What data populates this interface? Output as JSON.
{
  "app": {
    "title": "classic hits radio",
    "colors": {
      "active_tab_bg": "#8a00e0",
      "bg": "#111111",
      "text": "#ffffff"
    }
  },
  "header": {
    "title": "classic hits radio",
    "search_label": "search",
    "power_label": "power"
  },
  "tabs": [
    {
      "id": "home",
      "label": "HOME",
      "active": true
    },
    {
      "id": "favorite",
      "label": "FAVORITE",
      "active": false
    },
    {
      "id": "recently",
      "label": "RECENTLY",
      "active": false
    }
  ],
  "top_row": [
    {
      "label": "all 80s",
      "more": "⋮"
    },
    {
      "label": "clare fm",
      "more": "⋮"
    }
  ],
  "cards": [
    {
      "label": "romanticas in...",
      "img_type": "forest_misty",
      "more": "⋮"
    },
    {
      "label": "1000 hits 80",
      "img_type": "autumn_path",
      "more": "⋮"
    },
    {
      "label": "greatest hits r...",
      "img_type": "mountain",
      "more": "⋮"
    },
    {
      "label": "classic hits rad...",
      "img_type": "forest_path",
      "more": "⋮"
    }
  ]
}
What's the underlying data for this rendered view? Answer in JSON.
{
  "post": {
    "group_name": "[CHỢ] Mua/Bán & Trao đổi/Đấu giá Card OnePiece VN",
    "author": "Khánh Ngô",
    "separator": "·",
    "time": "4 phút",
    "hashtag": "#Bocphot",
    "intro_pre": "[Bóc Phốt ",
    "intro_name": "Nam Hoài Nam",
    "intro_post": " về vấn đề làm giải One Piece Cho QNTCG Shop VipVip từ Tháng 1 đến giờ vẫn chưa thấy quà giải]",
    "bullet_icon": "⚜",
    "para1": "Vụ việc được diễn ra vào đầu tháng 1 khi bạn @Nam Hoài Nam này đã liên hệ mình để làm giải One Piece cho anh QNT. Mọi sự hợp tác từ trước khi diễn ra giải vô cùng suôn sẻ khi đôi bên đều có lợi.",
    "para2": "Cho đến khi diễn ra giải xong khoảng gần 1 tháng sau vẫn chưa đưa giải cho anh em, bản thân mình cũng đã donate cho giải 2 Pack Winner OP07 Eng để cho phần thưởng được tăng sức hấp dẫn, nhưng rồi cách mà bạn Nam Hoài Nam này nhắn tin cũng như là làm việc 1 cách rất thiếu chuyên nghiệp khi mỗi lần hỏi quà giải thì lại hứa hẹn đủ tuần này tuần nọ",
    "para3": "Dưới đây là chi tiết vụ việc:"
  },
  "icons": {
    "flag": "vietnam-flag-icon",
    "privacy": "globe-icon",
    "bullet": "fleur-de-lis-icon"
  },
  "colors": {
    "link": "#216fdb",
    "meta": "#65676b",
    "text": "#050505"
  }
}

§ **Goal of the exercise**
Make an exact copy of all the data.

§ **Task answer**
What data populates this interface? Output as JSON.
{
  "app": {
    "title": "classic hits radio",
    "colors": {
      "active_tab_bg": "#8a00e0",
      "bg": "#111111",
      "text": "#ffffff"
    }
  },
  "header": {
    "title": "classic hits radio",
    "search_label": "search",
    "power_label": "power"
  },
  "tabs": [
    {
      "id": "home",
      "label": "HOME",
      "active": true
    },
    {
      "id": "favorite",
      "label": "FAVORITE",
      "active": false
    },
    {
      "id": "recently",
      "label": "RECENTLY",
      "active": false
    }
  ],
  "top_row": [
    {
      "label": "all 80s",
      "more": "⋮"
    },
    {
      "label": "clare fm",
      "more": "⋮"
    }
  ],
  "cards": [
    {
      "label": "romanticas in...",
      "img_type": "forest_misty",
      "more": "⋮"
    },
    {
      "label": "1000 hits 80",
      "img_type": "autumn_path",
      "more": "⋮"
    },
    {
      "label": "greatest hits r...",
      "img_type": "mountain",
      "more": "⋮"
    },
    {
      "label": "classic hits rad...",
      "img_type": "forest_path",
      "more": "⋮"
    }
  ]
}
What's the underlying data for this rendered view? Answer in JSON.
{
  "post": {
    "group_name": "[CHỢ] Mua/Bán & Trao đổi/Đấu giá Card OnePiece VN",
    "author": "Khánh Ngô",
    "separator": "·",
    "time": "4 phút",
    "hashtag": "#Bocphot",
    "intro_pre": "[Bóc Phốt ",
    "intro_name": "Nam Hoài Nam",
    "intro_post": " về vấn đề làm giải One Piece Cho QNTCG Shop VipVip từ Tháng 1 đến giờ vẫn chưa thấy quà giải]",
    "bullet_icon": "⚜",
    "para1": "Vụ việc được diễn ra vào đầu tháng 1 khi bạn @Nam Hoài Nam này đã liên hệ mình để làm giải One Piece cho anh QNT. Mọi sự hợp tác từ trước khi diễn ra giải vô cùng suôn sẻ khi đôi bên đều có lợi.",
    "para2": "Cho đến khi diễn ra giải xong khoảng gần 1 tháng sau vẫn chưa đưa giải cho anh em, bản thân mình cũng đã donate cho giải 2 Pack Winner OP07 Eng để cho phần thưởng được tăng sức hấp dẫn, nhưng rồi cách mà bạn Nam Hoài Nam này nhắn tin cũng như là làm việc 1 cách rất thiếu chuyên nghiệp khi mỗi lần hỏi quà giải thì lại hứa hẹn đủ tuần này tuần nọ",
    "para3": "Dưới đây là chi tiết vụ việc:"
  },
  "icons": {
    "flag": "vietnam-flag-icon",
    "privacy": "globe-icon",
    "bullet": "fleur-de-lis-icon"
  },
  "colors": {
    "link": "#216fdb",
    "meta": "#65676b",
    "text": "#050505"
  }
}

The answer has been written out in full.